(Given exercise): Extract all data as written.

(Records that describe figures)
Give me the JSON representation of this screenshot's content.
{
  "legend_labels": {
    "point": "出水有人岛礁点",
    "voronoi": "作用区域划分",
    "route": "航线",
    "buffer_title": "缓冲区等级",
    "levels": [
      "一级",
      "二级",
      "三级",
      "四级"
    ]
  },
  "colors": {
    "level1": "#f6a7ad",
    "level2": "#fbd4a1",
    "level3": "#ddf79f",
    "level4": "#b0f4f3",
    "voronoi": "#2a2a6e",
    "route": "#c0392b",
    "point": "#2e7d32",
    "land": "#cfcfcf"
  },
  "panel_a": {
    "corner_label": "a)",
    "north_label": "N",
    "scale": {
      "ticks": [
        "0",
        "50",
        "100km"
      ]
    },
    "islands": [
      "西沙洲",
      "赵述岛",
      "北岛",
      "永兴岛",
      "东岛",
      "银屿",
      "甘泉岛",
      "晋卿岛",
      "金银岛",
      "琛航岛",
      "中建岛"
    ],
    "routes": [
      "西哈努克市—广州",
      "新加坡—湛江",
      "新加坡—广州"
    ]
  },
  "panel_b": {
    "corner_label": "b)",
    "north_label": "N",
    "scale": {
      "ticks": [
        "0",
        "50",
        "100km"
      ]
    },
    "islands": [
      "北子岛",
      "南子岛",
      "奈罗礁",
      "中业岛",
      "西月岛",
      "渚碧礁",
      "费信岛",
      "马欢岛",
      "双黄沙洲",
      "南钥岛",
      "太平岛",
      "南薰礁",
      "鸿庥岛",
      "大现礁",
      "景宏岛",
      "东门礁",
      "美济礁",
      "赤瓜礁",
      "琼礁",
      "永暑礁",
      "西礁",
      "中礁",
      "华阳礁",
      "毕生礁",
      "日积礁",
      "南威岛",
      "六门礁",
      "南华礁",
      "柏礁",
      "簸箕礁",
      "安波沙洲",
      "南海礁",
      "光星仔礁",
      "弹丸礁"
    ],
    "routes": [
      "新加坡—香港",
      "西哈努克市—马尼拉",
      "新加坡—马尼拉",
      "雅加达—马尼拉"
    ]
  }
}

(Exercise result):
Give me the JSON representation of this screenshot's content.
{
  "legend_labels": {
    "point": "出水有人岛礁点",
    "voronoi": "作用区域划分",
    "route": "航线",
    "buffer_title": "缓冲区等级",
    "levels": [
      "一级",
      "二级",
      "三级",
      "四级"
    ]
  },
  "colors": {
    "level1": "#f6a7ad",
    "level2": "#fbd4a1",
    "level3": "#ddf79f",
    "level4": "#b0f4f3",
    "voronoi": "#2a2a6e",
    "route": "#c0392b",
    "point": "#2e7d32",
    "land": "#cfcfcf"
  },
  "panel_a": {
    "corner_label": "a)",
    "north_label": "N",
    "scale": {
      "ticks": [
        "0",
        "50",
        "100km"
      ]
    },
    "islands": [
      "西沙洲",
      "赵述岛",
      "北岛",
      "永兴岛",
      "东岛",
      "银屿",
      "甘泉岛",
      "晋卿岛",
      "金银岛",
      "琛航岛",
      "中建岛"
    ],
    "routes": [
      "西哈努克市—广州",
      "新加坡—湛江",
      "新加坡—广州"
    ]
  },
  "panel_b": {
    "corner_label": "b)",
    "north_label": "N",
    "scale": {
      "ticks": [
        "0",
        "50",
        "100km"
      ]
    },
    "islands": [
      "北子岛",
      "南子岛",
      "奈罗礁",
      "中业岛",
      "西月岛",
      "渚碧礁",
      "费信岛",
      "马欢岛",
      "双黄沙洲",
      "南钥岛",
      "太平岛",
      "南薰礁",
      "鸿庥岛",
      "大现礁",
      "景宏岛",
      "东门礁",
      "美济礁",
      "赤瓜礁",
      "琼礁",
      "永暑礁",
      "西礁",
      "中礁",
      "华阳礁",
      "毕生礁",
      "日积礁",
      "南威岛",
      "六门礁",
      "南华礁",
      "柏礁",
      "簸箕礁",
      "安波沙洲",
      "南海礁",
      "光星仔礁",
      "弹丸礁"
    ],
    "routes": [
      "新加坡—香港",
      "西哈努克市—马尼拉",
      "新加坡—马尼拉",
      "雅加达—马尼拉"
    ]
  }
}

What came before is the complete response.